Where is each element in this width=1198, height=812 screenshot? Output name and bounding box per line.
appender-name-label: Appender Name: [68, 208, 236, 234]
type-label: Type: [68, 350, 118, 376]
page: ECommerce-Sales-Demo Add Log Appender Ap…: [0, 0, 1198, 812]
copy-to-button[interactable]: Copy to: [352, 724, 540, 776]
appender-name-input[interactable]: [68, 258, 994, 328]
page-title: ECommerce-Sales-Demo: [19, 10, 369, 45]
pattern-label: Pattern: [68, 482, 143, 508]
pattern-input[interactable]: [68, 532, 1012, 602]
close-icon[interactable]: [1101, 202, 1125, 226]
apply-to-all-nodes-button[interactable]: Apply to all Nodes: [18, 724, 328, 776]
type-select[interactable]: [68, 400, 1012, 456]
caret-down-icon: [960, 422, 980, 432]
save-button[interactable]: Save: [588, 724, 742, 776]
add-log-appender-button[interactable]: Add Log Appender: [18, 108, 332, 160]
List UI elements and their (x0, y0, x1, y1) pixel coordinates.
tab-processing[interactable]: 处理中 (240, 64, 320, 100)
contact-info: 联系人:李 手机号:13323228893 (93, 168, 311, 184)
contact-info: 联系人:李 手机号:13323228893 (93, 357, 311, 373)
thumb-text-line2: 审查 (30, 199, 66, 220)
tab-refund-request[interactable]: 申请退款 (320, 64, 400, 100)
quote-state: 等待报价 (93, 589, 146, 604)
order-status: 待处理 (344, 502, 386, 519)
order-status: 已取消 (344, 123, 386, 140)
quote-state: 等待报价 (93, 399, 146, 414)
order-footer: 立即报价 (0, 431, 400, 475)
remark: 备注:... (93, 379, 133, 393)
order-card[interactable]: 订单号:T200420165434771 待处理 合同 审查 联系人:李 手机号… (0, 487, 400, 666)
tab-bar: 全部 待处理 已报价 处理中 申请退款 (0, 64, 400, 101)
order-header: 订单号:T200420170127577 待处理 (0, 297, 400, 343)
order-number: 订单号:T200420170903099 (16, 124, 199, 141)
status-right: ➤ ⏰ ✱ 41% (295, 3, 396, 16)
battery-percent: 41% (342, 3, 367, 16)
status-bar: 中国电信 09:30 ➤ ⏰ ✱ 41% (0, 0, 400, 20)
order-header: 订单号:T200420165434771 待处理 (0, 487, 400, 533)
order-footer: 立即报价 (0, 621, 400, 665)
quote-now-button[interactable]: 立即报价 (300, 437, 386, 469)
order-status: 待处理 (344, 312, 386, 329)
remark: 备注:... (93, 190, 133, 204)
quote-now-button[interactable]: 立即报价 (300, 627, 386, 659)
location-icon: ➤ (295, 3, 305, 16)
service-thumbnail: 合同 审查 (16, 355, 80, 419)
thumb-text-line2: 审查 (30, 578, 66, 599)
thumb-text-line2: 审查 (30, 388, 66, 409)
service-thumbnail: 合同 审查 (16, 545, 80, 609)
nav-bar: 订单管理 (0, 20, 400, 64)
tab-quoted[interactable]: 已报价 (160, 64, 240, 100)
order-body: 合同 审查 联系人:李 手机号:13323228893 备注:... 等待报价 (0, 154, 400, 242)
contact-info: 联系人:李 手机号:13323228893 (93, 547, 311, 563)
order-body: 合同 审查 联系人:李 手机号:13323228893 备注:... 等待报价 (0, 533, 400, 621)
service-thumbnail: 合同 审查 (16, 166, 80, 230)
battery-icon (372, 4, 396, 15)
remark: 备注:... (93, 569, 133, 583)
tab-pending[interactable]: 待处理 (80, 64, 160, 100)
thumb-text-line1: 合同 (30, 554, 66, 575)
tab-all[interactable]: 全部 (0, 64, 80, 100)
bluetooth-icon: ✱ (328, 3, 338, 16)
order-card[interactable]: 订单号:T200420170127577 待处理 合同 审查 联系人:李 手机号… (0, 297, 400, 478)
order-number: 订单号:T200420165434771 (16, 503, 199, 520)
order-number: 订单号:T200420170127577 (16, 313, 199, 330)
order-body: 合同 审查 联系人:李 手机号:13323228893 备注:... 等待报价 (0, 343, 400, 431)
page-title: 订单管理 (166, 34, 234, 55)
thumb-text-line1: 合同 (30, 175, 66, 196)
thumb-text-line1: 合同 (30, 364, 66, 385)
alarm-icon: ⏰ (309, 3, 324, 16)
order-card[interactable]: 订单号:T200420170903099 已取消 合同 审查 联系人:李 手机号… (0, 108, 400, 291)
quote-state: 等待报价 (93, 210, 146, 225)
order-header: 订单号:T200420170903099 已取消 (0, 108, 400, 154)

• • • • •

- Instruction:
Reproduce every line above verbatim, keeping the original order.

- Result:
Where is each element in this width=1198, height=812 screenshot? Output name and bounding box per line.
appender-name-label: Appender Name: [68, 208, 236, 234]
type-label: Type: [68, 350, 118, 376]
page: ECommerce-Sales-Demo Add Log Appender Ap…: [0, 0, 1198, 812]
copy-to-button[interactable]: Copy to: [352, 724, 540, 776]
appender-name-input[interactable]: [68, 258, 994, 328]
page-title: ECommerce-Sales-Demo: [19, 10, 369, 45]
pattern-label: Pattern: [68, 482, 143, 508]
pattern-input[interactable]: [68, 532, 1012, 602]
close-icon[interactable]: [1101, 202, 1125, 226]
apply-to-all-nodes-button[interactable]: Apply to all Nodes: [18, 724, 328, 776]
type-select[interactable]: [68, 400, 1012, 456]
caret-down-icon: [960, 422, 980, 432]
save-button[interactable]: Save: [588, 724, 742, 776]
add-log-appender-button[interactable]: Add Log Appender: [18, 108, 332, 160]
List UI elements and their (x0, y0, x1, y1) pixel coordinates.
tab-processing[interactable]: 处理中 (240, 64, 320, 100)
contact-info: 联系人:李 手机号:13323228893 (93, 168, 311, 184)
contact-info: 联系人:李 手机号:13323228893 (93, 357, 311, 373)
thumb-text-line2: 审查 (30, 199, 66, 220)
tab-refund-request[interactable]: 申请退款 (320, 64, 400, 100)
quote-state: 等待报价 (93, 589, 146, 604)
order-status: 待处理 (344, 502, 386, 519)
order-status: 已取消 (344, 123, 386, 140)
quote-state: 等待报价 (93, 399, 146, 414)
order-footer: 立即报价 (0, 431, 400, 475)
remark: 备注:... (93, 379, 133, 393)
order-card[interactable]: 订单号:T200420165434771 待处理 合同 审查 联系人:李 手机号… (0, 487, 400, 666)
tab-bar: 全部 待处理 已报价 处理中 申请退款 (0, 64, 400, 101)
order-header: 订单号:T200420170127577 待处理 (0, 297, 400, 343)
order-number: 订单号:T200420170903099 (16, 124, 199, 141)
status-right: ➤ ⏰ ✱ 41% (295, 3, 396, 16)
battery-percent: 41% (342, 3, 367, 16)
status-bar: 中国电信 09:30 ➤ ⏰ ✱ 41% (0, 0, 400, 20)
order-header: 订单号:T200420165434771 待处理 (0, 487, 400, 533)
order-footer: 立即报价 (0, 621, 400, 665)
quote-now-button[interactable]: 立即报价 (300, 437, 386, 469)
order-status: 待处理 (344, 312, 386, 329)
remark: 备注:... (93, 190, 133, 204)
quote-now-button[interactable]: 立即报价 (300, 627, 386, 659)
location-icon: ➤ (295, 3, 305, 16)
service-thumbnail: 合同 审查 (16, 355, 80, 419)
thumb-text-line2: 审查 (30, 578, 66, 599)
thumb-text-line2: 审查 (30, 388, 66, 409)
service-thumbnail: 合同 审查 (16, 545, 80, 609)
nav-bar: 订单管理 (0, 20, 400, 64)
tab-quoted[interactable]: 已报价 (160, 64, 240, 100)
order-body: 合同 审查 联系人:李 手机号:13323228893 备注:... 等待报价 (0, 154, 400, 242)
contact-info: 联系人:李 手机号:13323228893 (93, 547, 311, 563)
order-body: 合同 审查 联系人:李 手机号:13323228893 备注:... 等待报价 (0, 533, 400, 621)
service-thumbnail: 合同 审查 (16, 166, 80, 230)
battery-icon (372, 4, 396, 15)
remark: 备注:... (93, 569, 133, 583)
tab-pending[interactable]: 待处理 (80, 64, 160, 100)
thumb-text-line1: 合同 (30, 554, 66, 575)
tab-all[interactable]: 全部 (0, 64, 80, 100)
bluetooth-icon: ✱ (328, 3, 338, 16)
order-card[interactable]: 订单号:T200420170127577 待处理 合同 审查 联系人:李 手机号… (0, 297, 400, 478)
order-number: 订单号:T200420165434771 (16, 503, 199, 520)
order-number: 订单号:T200420170127577 (16, 313, 199, 330)
order-body: 合同 审查 联系人:李 手机号:13323228893 备注:... 等待报价 (0, 343, 400, 431)
page-title: 订单管理 (166, 34, 234, 55)
thumb-text-line1: 合同 (30, 175, 66, 196)
thumb-text-line1: 合同 (30, 364, 66, 385)
alarm-icon: ⏰ (309, 3, 324, 16)
order-card[interactable]: 订单号:T200420170903099 已取消 合同 审查 联系人:李 手机号… (0, 108, 400, 291)
quote-state: 等待报价 (93, 210, 146, 225)
order-header: 订单号:T200420170903099 已取消 (0, 108, 400, 154)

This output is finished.